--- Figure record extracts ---
++++++++

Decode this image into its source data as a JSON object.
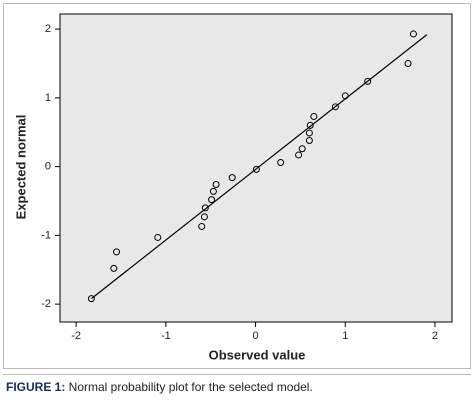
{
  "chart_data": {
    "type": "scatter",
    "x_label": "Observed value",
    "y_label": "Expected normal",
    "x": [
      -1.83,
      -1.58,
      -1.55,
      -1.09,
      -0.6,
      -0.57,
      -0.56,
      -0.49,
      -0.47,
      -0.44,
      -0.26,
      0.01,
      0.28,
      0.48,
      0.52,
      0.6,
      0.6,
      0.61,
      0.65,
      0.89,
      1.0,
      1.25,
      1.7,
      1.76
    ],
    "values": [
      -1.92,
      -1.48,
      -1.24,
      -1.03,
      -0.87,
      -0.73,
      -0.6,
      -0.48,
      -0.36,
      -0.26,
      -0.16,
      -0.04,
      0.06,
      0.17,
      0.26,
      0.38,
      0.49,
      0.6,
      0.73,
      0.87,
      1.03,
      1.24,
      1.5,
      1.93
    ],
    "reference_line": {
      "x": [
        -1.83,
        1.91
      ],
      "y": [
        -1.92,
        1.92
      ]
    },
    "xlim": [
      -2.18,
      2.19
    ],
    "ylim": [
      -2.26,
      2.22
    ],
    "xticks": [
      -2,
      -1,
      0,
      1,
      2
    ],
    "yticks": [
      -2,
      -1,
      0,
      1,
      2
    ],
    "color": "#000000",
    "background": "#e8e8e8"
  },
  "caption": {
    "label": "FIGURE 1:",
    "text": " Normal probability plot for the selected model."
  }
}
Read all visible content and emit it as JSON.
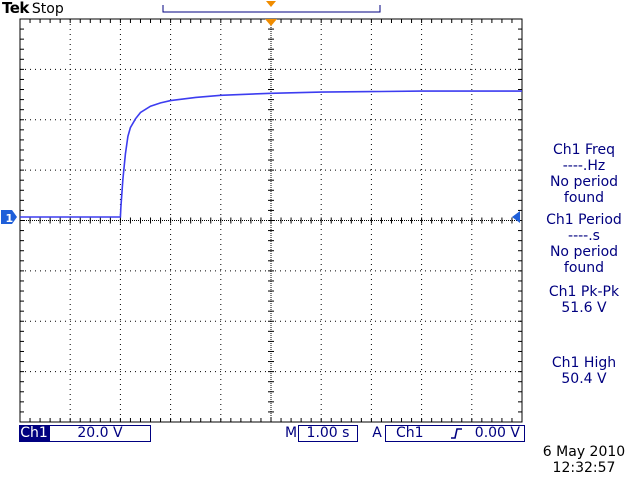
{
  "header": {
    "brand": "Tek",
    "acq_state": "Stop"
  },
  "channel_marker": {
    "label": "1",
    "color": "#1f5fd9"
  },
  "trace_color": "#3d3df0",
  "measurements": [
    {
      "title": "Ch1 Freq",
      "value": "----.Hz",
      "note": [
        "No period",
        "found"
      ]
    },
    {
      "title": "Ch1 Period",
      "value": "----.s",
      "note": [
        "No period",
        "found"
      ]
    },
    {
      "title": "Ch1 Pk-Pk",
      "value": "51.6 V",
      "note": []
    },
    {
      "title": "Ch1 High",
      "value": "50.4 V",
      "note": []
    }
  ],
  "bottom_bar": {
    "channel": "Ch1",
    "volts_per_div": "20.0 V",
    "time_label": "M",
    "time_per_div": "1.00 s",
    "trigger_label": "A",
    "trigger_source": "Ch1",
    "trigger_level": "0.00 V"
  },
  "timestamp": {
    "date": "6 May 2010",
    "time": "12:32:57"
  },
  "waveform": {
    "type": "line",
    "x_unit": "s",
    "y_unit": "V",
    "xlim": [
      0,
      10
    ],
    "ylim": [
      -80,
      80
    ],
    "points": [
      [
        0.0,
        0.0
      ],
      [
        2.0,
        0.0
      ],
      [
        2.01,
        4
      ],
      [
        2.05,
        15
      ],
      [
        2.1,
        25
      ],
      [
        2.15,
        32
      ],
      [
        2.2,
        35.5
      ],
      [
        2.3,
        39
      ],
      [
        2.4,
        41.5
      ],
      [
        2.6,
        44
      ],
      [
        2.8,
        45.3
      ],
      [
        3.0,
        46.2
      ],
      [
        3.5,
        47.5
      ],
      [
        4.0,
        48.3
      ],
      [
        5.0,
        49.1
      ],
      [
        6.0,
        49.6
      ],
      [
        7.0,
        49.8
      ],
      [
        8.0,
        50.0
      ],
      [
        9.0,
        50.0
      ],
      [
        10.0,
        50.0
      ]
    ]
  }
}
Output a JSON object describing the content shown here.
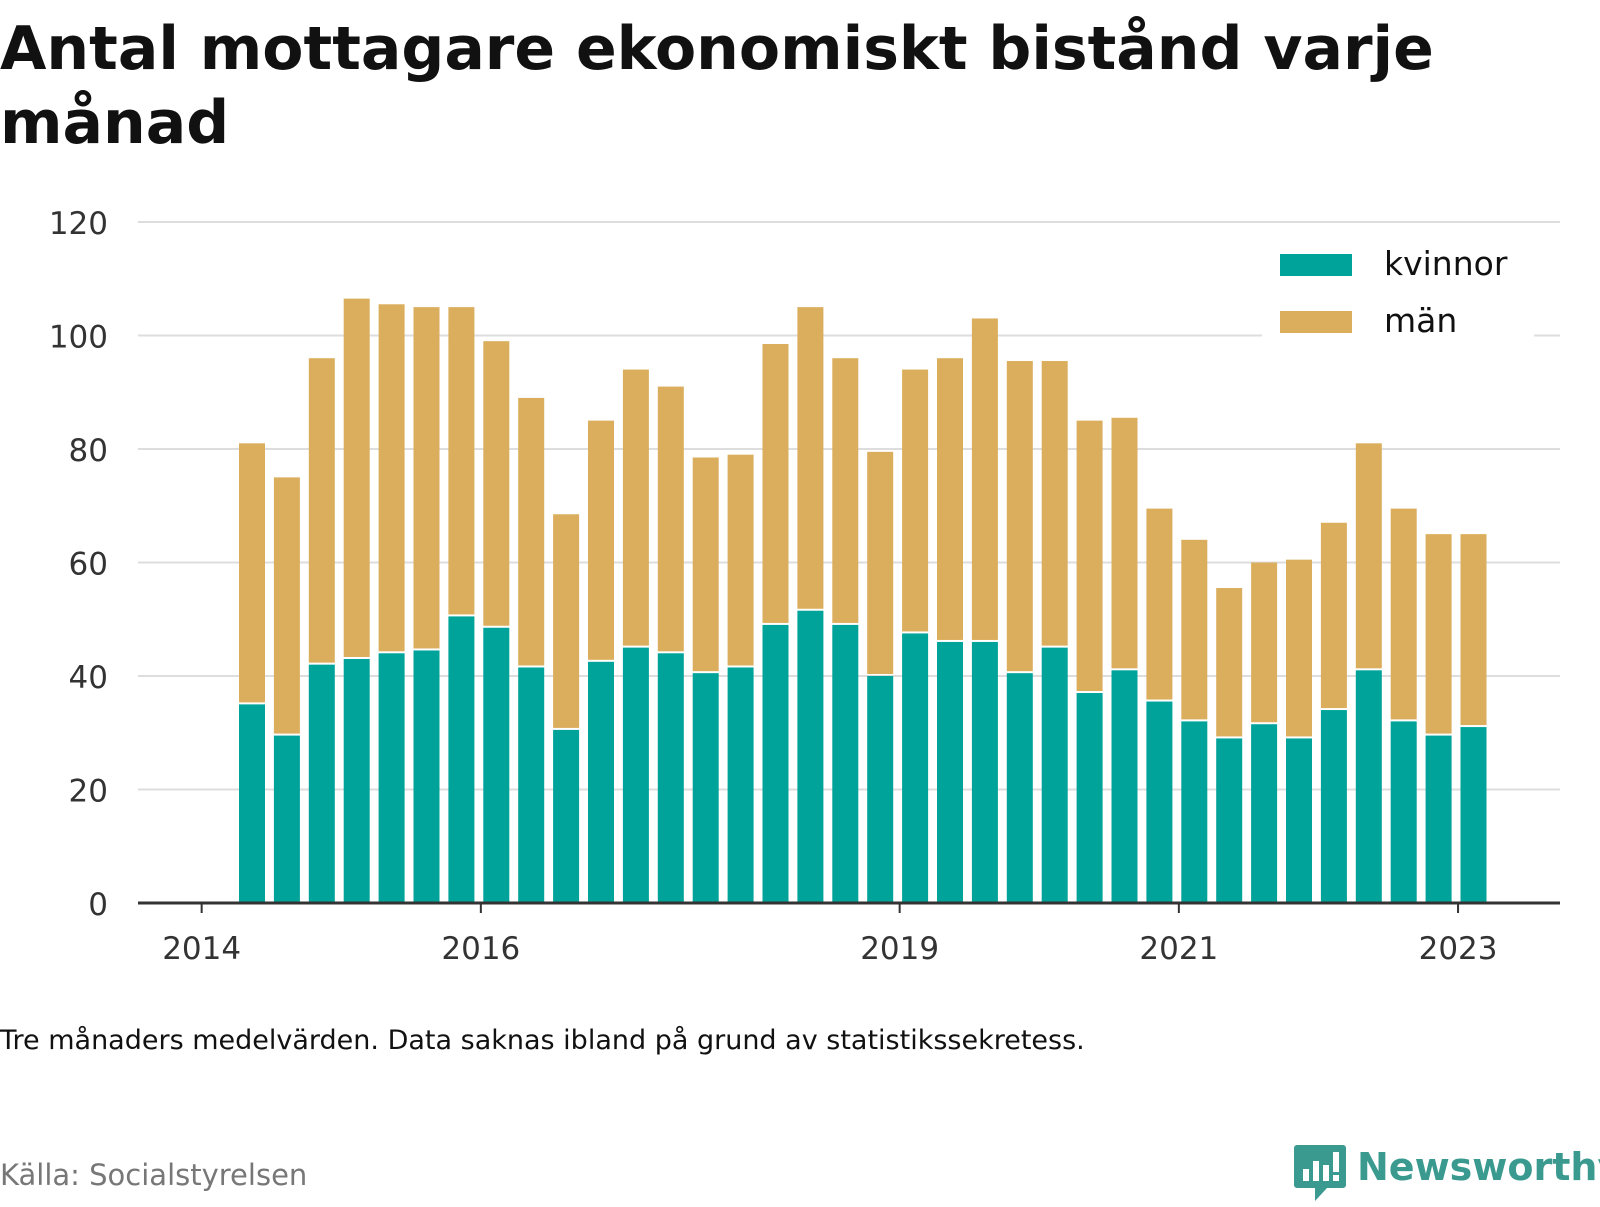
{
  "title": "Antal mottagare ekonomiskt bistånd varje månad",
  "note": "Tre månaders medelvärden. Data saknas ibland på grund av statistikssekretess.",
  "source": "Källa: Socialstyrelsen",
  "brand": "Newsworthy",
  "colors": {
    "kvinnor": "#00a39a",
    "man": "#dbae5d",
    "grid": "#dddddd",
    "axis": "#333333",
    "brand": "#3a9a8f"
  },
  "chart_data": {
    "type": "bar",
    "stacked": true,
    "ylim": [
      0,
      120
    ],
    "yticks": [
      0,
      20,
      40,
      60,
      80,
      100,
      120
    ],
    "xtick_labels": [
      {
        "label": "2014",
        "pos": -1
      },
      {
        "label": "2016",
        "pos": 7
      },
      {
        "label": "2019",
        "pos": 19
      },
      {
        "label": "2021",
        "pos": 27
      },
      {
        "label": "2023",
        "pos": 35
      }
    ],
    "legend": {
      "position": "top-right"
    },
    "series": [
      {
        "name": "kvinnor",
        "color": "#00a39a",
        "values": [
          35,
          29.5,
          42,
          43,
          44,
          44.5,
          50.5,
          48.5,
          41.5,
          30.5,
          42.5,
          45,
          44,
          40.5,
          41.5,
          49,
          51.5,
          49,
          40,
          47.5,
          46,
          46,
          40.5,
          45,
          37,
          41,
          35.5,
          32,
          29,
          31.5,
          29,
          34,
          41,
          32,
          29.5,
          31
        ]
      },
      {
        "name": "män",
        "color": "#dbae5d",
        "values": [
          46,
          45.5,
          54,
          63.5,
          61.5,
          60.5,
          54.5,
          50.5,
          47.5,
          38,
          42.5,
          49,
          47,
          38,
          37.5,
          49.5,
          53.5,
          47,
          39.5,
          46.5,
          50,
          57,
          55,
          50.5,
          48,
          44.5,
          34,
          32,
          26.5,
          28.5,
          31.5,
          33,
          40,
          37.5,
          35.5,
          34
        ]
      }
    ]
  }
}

++++++++

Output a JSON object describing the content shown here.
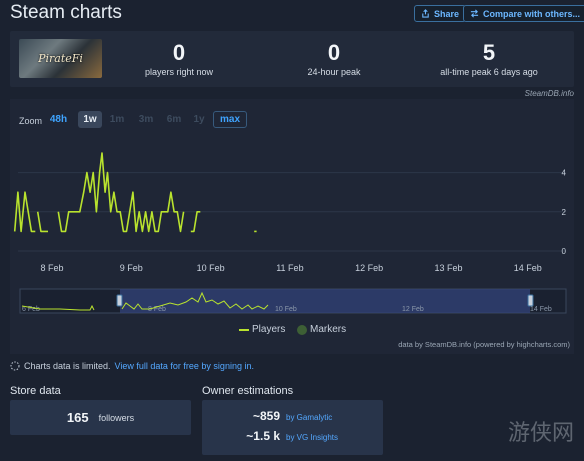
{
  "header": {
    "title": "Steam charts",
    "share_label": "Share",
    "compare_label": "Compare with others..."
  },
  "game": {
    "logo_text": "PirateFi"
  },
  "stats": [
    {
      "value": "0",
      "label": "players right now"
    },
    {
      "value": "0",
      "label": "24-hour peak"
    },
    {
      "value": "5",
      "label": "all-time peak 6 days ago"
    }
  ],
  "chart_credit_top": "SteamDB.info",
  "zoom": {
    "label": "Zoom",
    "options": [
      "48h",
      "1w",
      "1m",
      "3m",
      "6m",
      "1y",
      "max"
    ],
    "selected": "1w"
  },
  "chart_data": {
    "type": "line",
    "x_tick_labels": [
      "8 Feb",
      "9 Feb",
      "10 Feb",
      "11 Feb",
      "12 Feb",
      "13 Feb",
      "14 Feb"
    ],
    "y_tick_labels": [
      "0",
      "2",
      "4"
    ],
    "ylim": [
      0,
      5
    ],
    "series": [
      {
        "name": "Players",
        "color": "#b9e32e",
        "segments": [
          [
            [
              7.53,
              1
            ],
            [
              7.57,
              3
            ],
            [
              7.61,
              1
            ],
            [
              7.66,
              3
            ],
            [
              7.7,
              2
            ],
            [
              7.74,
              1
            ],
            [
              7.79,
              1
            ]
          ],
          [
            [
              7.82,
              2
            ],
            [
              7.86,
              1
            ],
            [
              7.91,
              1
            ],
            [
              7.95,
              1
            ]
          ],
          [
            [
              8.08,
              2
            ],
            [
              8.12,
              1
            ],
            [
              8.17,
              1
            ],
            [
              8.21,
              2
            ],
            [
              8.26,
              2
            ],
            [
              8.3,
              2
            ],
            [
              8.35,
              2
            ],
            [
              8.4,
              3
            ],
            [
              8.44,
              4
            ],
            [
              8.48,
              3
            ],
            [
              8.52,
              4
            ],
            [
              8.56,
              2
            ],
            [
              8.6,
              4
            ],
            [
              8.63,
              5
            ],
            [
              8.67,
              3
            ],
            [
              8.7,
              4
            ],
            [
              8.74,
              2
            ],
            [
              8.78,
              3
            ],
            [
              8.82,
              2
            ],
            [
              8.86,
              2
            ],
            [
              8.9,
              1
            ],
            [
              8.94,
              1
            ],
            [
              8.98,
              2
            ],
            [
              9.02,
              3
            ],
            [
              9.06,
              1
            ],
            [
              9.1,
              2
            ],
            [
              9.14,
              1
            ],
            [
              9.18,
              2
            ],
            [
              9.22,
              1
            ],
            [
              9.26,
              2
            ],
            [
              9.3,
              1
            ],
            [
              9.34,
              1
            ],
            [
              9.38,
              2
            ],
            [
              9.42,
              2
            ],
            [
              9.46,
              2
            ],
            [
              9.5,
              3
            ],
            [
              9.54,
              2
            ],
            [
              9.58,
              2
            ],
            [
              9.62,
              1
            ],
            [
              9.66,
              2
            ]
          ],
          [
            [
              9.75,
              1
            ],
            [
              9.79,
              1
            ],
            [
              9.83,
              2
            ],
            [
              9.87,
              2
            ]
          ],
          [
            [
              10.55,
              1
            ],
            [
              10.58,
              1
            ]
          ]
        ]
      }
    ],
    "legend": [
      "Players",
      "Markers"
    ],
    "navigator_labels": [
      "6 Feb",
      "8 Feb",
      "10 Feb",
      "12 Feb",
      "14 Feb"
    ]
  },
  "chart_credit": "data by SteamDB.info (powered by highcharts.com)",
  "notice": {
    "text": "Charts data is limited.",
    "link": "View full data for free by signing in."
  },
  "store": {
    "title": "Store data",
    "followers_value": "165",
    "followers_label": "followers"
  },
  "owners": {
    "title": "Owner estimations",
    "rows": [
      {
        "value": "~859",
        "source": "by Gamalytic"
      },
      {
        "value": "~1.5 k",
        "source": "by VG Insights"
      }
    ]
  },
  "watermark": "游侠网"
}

++++++++

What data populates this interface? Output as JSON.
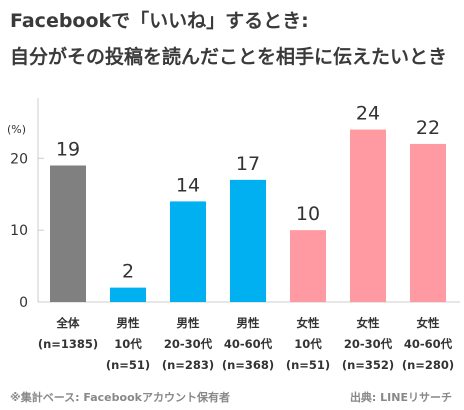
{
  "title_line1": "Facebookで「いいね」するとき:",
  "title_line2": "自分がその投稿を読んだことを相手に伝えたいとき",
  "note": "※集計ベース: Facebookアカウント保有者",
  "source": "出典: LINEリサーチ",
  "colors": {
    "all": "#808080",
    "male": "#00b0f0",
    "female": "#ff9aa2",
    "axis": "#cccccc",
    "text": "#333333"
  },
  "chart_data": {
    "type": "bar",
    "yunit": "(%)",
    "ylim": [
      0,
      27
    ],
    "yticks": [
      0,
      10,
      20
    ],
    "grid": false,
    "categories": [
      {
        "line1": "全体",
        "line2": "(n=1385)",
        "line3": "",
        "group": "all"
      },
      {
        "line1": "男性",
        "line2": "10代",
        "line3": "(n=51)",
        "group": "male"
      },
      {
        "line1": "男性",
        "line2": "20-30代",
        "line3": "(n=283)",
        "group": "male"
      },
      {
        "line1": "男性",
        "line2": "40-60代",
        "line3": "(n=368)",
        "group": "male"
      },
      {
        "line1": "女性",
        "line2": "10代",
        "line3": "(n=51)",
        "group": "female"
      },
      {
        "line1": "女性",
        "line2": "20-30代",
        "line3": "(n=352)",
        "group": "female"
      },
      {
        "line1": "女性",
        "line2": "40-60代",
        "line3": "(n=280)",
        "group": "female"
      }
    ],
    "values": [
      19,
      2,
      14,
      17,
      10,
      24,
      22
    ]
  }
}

++++++++

--- Job ---
Find the lines containing "JSON" and list every one of them.

--- Exercise solution ---
Decode this image into its source data as a JSON object.
Read all visible content and emit it as JSON.
Output a JSON object describing the content shown here.
Output a JSON object describing the content shown here.
What data populates this interface? Output as JSON.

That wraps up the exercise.